The task:
Write out all the material exactly. Leave nothing out.

Recorded data:
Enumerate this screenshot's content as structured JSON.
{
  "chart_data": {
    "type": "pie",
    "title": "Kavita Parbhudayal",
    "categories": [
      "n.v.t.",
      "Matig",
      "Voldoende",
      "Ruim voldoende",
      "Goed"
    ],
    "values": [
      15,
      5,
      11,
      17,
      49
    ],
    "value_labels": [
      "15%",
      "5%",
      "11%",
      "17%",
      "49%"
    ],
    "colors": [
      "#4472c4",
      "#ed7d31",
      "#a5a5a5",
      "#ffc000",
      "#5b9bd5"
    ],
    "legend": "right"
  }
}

Written solution:
Enumerate this screenshot's content as structured JSON.
{
  "chart_data": {
    "type": "pie",
    "title": "Kavita Parbhudayal",
    "categories": [
      "n.v.t.",
      "Matig",
      "Voldoende",
      "Ruim voldoende",
      "Goed"
    ],
    "values": [
      15,
      5,
      11,
      17,
      49
    ],
    "value_labels": [
      "15%",
      "5%",
      "11%",
      "17%",
      "49%"
    ],
    "colors": [
      "#4472c4",
      "#ed7d31",
      "#a5a5a5",
      "#ffc000",
      "#5b9bd5"
    ],
    "legend": "right"
  }
}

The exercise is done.